● **Prompt**:
From the listing below, extract every line in which the word "circle" appears.

========================================================================

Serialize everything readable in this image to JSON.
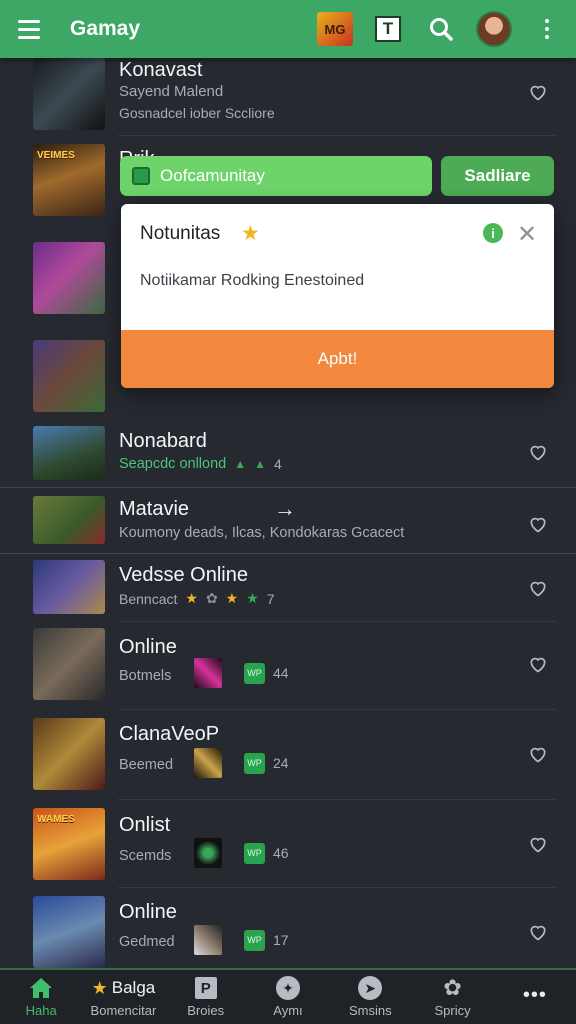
{
  "appbar": {
    "title": "Gamay",
    "logo_text": "MG",
    "t_icon": "T"
  },
  "promo": {
    "input_text": "Oofcamunitay",
    "button_label": "Sadliare"
  },
  "dialog": {
    "title": "Notunitas",
    "star": "★",
    "info": "i",
    "body": "Notiikamar Rodking Enestoined",
    "action": "Apbt!"
  },
  "rows": [
    {
      "title": "Konavast",
      "subtitle": "Sayend Malend",
      "subtitle2": "Gosnadcel iober Sccliore"
    },
    {
      "title": "Rrik",
      "badge": "VEIMES"
    },
    {
      "title": ""
    },
    {
      "title": ""
    },
    {
      "title": "Nonabard",
      "subtitle": "Seapcdc onllond",
      "count": "4"
    },
    {
      "title": "Matavie",
      "arrow": "→",
      "subtitle": "Koumony deads, Ilcas, Kondokaras Gcacect"
    },
    {
      "title": "Vedsse Online",
      "subtitle": "Benncact",
      "count": "7"
    },
    {
      "title": "Online",
      "subtitle": "Botmels",
      "badge_text": "WP",
      "count": "44"
    },
    {
      "title": "ClanaVeoP",
      "subtitle": "Beemed",
      "badge_text": "WP",
      "count": "24"
    },
    {
      "title": "Onlist",
      "subtitle": "Scemds",
      "badge_text": "WP",
      "count": "46",
      "thumb_text": "WAMES"
    },
    {
      "title": "Online",
      "subtitle": "Gedmed",
      "badge_text": "WP",
      "count": "17"
    }
  ],
  "bottom_nav": [
    {
      "label": "Haha",
      "icon": "home-icon"
    },
    {
      "label": "Bomencitar",
      "title": "Balga",
      "icon": "star-icon"
    },
    {
      "label": "Broies",
      "icon": "p-icon"
    },
    {
      "label": "Aymı",
      "icon": "gamepad-icon"
    },
    {
      "label": "Smsins",
      "icon": "compass-icon"
    },
    {
      "label": "Spricy",
      "icon": "puzzle-icon"
    },
    {
      "label": "",
      "icon": "more-icon"
    }
  ],
  "colors": {
    "accent": "#3da865",
    "background": "#262a30",
    "dialog_action": "#f2883d"
  }
}
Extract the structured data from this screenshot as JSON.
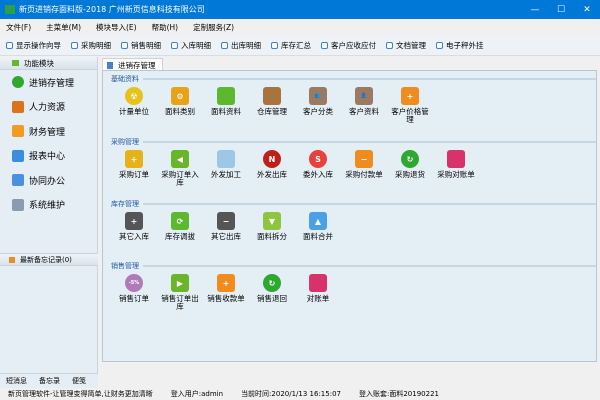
{
  "window": {
    "title": "新页进销存面料版-2018 广州新页信息科技有限公司",
    "icon_text": "新页",
    "minimize": "—",
    "maximize": "☐",
    "close": "✕"
  },
  "menu": [
    "文件(F)",
    "主菜单(M)",
    "模块导入(E)",
    "帮助(H)",
    "定制服务(Z)"
  ],
  "toolbar": [
    "显示操作向导",
    "采购明细",
    "销售明细",
    "入库明细",
    "出库明细",
    "库存汇总",
    "客户应收应付",
    "文档管理",
    "电子秤外挂"
  ],
  "sidebar": {
    "header": "功能模块",
    "items": [
      {
        "label": "进销存管理",
        "icon": "check-circle-icon",
        "color": "#2fa82f"
      },
      {
        "label": "人力资源",
        "icon": "people-icon",
        "color": "#d8741c"
      },
      {
        "label": "财务管理",
        "icon": "folder-icon",
        "color": "#f39a22"
      },
      {
        "label": "报表中心",
        "icon": "refresh-report-icon",
        "color": "#3a8ee0"
      },
      {
        "label": "协同办公",
        "icon": "calendar-icon",
        "color": "#4a90e2"
      },
      {
        "label": "系统维护",
        "icon": "lock-icon",
        "color": "#8a9bb0"
      }
    ],
    "memo": "最新备忘记录(0)",
    "bottom_tabs": [
      "短消息",
      "备忘录",
      "便笺"
    ]
  },
  "tab": "进销存管理",
  "sections": [
    {
      "title": "基础资料",
      "items": [
        {
          "label": "计量单位",
          "icon": "radiation-icon",
          "color": "#e6c21a",
          "glyph": "☢"
        },
        {
          "label": "面料类别",
          "icon": "gears-icon",
          "color": "#e8a21a",
          "glyph": "⚙"
        },
        {
          "label": "面料资料",
          "icon": "bag-icon",
          "color": "#5cb82e",
          "glyph": ""
        },
        {
          "label": "仓库管理",
          "icon": "box-icon",
          "color": "#a8743e",
          "glyph": ""
        },
        {
          "label": "客户分类",
          "icon": "users-icon",
          "color": "#9a7a60",
          "glyph": "👥"
        },
        {
          "label": "客户资料",
          "icon": "user-icon",
          "color": "#9a7a60",
          "glyph": "👤"
        },
        {
          "label": "客户价格管理",
          "icon": "rss-add-icon",
          "color": "#f08c1e",
          "glyph": "+"
        }
      ]
    },
    {
      "title": "采购管理",
      "items": [
        {
          "label": "采购订单",
          "icon": "cart-add-icon",
          "color": "#e6b21a",
          "glyph": "+"
        },
        {
          "label": "采购订单入库",
          "icon": "arrow-left-icon",
          "color": "#6bb52a",
          "glyph": "◀"
        },
        {
          "label": "外发加工",
          "icon": "folder-open-icon",
          "color": "#9ec6e6",
          "glyph": ""
        },
        {
          "label": "外发出库",
          "icon": "new-badge-icon",
          "color": "#c0201a",
          "glyph": "N"
        },
        {
          "label": "委外入库",
          "icon": "s-circle-icon",
          "color": "#e8403a",
          "glyph": "S"
        },
        {
          "label": "采购付款单",
          "icon": "rss-remove-icon",
          "color": "#f08c1e",
          "glyph": "−"
        },
        {
          "label": "采购退货",
          "icon": "return-circle-icon",
          "color": "#2fa82f",
          "glyph": "↻"
        },
        {
          "label": "采购对账单",
          "icon": "book-icon",
          "color": "#d8326a",
          "glyph": ""
        }
      ]
    },
    {
      "title": "库存管理",
      "items": [
        {
          "label": "其它入库",
          "icon": "cart-add-icon",
          "color": "#555555",
          "glyph": "+"
        },
        {
          "label": "库存调拔",
          "icon": "refresh-icon",
          "color": "#5cb82e",
          "glyph": "⟳"
        },
        {
          "label": "其它出库",
          "icon": "cart-remove-icon",
          "color": "#555555",
          "glyph": "−"
        },
        {
          "label": "面料拆分",
          "icon": "arrow-down-icon",
          "color": "#8cc63e",
          "glyph": "▼"
        },
        {
          "label": "面料合并",
          "icon": "arrow-up-icon",
          "color": "#4aa0e6",
          "glyph": "▲"
        }
      ]
    },
    {
      "title": "销售管理",
      "items": [
        {
          "label": "销售订单",
          "icon": "discount-sticker-icon",
          "color": "#b07ab8",
          "glyph": "-5%"
        },
        {
          "label": "销售订单出库",
          "icon": "arrow-right-icon",
          "color": "#6bb52a",
          "glyph": "▶"
        },
        {
          "label": "销售收款单",
          "icon": "rss-add-icon",
          "color": "#f08c1e",
          "glyph": "+"
        },
        {
          "label": "销售退回",
          "icon": "return-circle-icon",
          "color": "#2fa82f",
          "glyph": "↻"
        },
        {
          "label": "对账单",
          "icon": "book-icon",
          "color": "#d8326a",
          "glyph": ""
        }
      ]
    }
  ],
  "status": {
    "slogan": "新页管理软件-让管理变得简单,让财务更加清晰",
    "user": "登入用户:admin",
    "time": "当前时间:2020/1/13 16:15:07",
    "account": "登入账套:面料20190221"
  }
}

========================================================================

● **Exercise answer**:
        "icon": "check-circle-icon",
          "icon": "s-circle-icon",
          "icon": "return-circle-icon",
          "icon": "return-circle-icon",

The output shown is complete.